RECORDED DATA =
_ _ _ _

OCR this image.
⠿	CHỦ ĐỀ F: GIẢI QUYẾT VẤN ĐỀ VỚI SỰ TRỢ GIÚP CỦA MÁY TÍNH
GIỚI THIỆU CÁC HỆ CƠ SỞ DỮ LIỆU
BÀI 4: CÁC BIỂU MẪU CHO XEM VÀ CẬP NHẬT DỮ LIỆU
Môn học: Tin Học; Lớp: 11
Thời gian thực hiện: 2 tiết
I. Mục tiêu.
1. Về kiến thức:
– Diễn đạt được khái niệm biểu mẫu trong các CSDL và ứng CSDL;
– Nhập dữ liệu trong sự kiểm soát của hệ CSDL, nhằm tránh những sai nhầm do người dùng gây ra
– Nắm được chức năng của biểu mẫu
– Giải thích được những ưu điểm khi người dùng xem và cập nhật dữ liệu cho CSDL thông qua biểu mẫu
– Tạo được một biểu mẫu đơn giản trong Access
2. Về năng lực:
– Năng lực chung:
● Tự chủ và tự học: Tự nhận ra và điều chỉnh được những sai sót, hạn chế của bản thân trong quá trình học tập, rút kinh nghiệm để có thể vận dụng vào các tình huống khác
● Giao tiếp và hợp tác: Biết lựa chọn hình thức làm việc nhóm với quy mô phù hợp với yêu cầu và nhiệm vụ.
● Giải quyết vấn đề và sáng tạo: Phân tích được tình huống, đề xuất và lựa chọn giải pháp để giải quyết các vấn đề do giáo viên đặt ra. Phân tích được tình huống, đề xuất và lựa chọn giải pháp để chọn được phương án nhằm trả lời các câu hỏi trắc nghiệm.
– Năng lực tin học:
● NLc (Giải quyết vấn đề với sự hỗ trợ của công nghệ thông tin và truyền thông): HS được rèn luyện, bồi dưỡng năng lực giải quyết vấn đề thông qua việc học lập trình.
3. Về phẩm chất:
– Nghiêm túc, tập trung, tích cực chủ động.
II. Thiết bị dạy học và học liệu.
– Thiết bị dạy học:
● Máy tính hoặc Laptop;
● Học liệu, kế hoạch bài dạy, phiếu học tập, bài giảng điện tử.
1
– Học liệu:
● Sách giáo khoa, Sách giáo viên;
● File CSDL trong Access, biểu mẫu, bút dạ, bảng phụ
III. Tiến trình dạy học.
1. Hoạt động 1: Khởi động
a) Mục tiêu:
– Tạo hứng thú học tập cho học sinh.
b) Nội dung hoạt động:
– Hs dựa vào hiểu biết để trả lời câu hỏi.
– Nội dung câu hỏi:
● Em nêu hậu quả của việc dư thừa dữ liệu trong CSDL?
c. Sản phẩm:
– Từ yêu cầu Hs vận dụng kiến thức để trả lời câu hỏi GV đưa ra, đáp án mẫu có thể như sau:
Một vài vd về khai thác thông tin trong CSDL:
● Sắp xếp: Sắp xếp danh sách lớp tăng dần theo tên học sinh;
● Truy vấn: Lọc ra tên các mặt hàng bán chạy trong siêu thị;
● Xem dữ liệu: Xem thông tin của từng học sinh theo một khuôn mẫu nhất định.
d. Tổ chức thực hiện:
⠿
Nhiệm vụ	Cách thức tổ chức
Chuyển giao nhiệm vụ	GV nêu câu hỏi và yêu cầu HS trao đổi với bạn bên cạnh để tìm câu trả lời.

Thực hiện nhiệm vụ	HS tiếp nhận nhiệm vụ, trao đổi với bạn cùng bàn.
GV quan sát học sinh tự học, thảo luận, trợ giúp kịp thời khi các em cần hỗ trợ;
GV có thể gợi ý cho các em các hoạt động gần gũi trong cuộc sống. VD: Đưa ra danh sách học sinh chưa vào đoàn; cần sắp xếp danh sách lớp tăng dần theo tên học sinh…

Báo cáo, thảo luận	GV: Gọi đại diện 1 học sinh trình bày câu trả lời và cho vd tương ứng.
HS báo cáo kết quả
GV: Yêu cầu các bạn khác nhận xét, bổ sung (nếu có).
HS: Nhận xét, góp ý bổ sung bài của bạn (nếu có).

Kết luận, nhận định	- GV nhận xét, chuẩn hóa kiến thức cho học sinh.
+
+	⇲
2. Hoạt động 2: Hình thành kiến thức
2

_ _ _ _

TASK PROMPT = Transcribe the material above word for word.

ANSWER TO THE TASK =
OCR this image.
⠿	CHỦ ĐỀ F: GIẢI QUYẾT VẤN ĐỀ VỚI SỰ TRỢ GIÚP CỦA MÁY TÍNH
GIỚI THIỆU CÁC HỆ CƠ SỞ DỮ LIỆU
BÀI 4: CÁC BIỂU MẪU CHO XEM VÀ CẬP NHẬT DỮ LIỆU
Môn học: Tin Học; Lớp: 11
Thời gian thực hiện: 2 tiết
I. Mục tiêu.
1. Về kiến thức:
– Diễn đạt được khái niệm biểu mẫu trong các CSDL và ứng CSDL;
– Nhập dữ liệu trong sự kiểm soát của hệ CSDL, nhằm tránh những sai nhầm do người dùng gây ra
– Nắm được chức năng của biểu mẫu
– Giải thích được những ưu điểm khi người dùng xem và cập nhật dữ liệu cho CSDL thông qua biểu mẫu
– Tạo được một biểu mẫu đơn giản trong Access
2. Về năng lực:
– Năng lực chung:
● Tự chủ và tự học: Tự nhận ra và điều chỉnh được những sai sót, hạn chế của bản thân trong quá trình học tập, rút kinh nghiệm để có thể vận dụng vào các tình huống khác
● Giao tiếp và hợp tác: Biết lựa chọn hình thức làm việc nhóm với quy mô phù hợp với yêu cầu và nhiệm vụ.
● Giải quyết vấn đề và sáng tạo: Phân tích được tình huống, đề xuất và lựa chọn giải pháp để giải quyết các vấn đề do giáo viên đặt ra. Phân tích được tình huống, đề xuất và lựa chọn giải pháp để chọn được phương án nhằm trả lời các câu hỏi trắc nghiệm.
– Năng lực tin học:
● NLc (Giải quyết vấn đề với sự hỗ trợ của công nghệ thông tin và truyền thông): HS được rèn luyện, bồi dưỡng năng lực giải quyết vấn đề thông qua việc học lập trình.
3. Về phẩm chất:
– Nghiêm túc, tập trung, tích cực chủ động.
II. Thiết bị dạy học và học liệu.
– Thiết bị dạy học:
● Máy tính hoặc Laptop;
● Học liệu, kế hoạch bài dạy, phiếu học tập, bài giảng điện tử.
1
– Học liệu:
● Sách giáo khoa, Sách giáo viên;
● File CSDL trong Access, biểu mẫu, bút dạ, bảng phụ
III. Tiến trình dạy học.
1. Hoạt động 1: Khởi động
a) Mục tiêu:
– Tạo hứng thú học tập cho học sinh.
b) Nội dung hoạt động:
– Hs dựa vào hiểu biết để trả lời câu hỏi.
– Nội dung câu hỏi:
● Em nêu hậu quả của việc dư thừa dữ liệu trong CSDL?
c. Sản phẩm:
– Từ yêu cầu Hs vận dụng kiến thức để trả lời câu hỏi GV đưa ra, đáp án mẫu có thể như sau:
Một vài vd về khai thác thông tin trong CSDL:
● Sắp xếp: Sắp xếp danh sách lớp tăng dần theo tên học sinh;
● Truy vấn: Lọc ra tên các mặt hàng bán chạy trong siêu thị;
● Xem dữ liệu: Xem thông tin của từng học sinh theo một khuôn mẫu nhất định.
d. Tổ chức thực hiện:
⠿
Nhiệm vụ	Cách thức tổ chức
Chuyển giao nhiệm vụ	GV nêu câu hỏi và yêu cầu HS trao đổi với bạn bên cạnh để tìm câu trả lời.

Thực hiện nhiệm vụ	HS tiếp nhận nhiệm vụ, trao đổi với bạn cùng bàn.
GV quan sát học sinh tự học, thảo luận, trợ giúp kịp thời khi các em cần hỗ trợ;
GV có thể gợi ý cho các em các hoạt động gần gũi trong cuộc sống. VD: Đưa ra danh sách học sinh chưa vào đoàn; cần sắp xếp danh sách lớp tăng dần theo tên học sinh…

Báo cáo, thảo luận	GV: Gọi đại diện 1 học sinh trình bày câu trả lời và cho vd tương ứng.
HS báo cáo kết quả
GV: Yêu cầu các bạn khác nhận xét, bổ sung (nếu có).
HS: Nhận xét, góp ý bổ sung bài của bạn (nếu có).

Kết luận, nhận định	- GV nhận xét, chuẩn hóa kiến thức cho học sinh.
+
+	⇲
2. Hoạt động 2: Hình thành kiến thức
2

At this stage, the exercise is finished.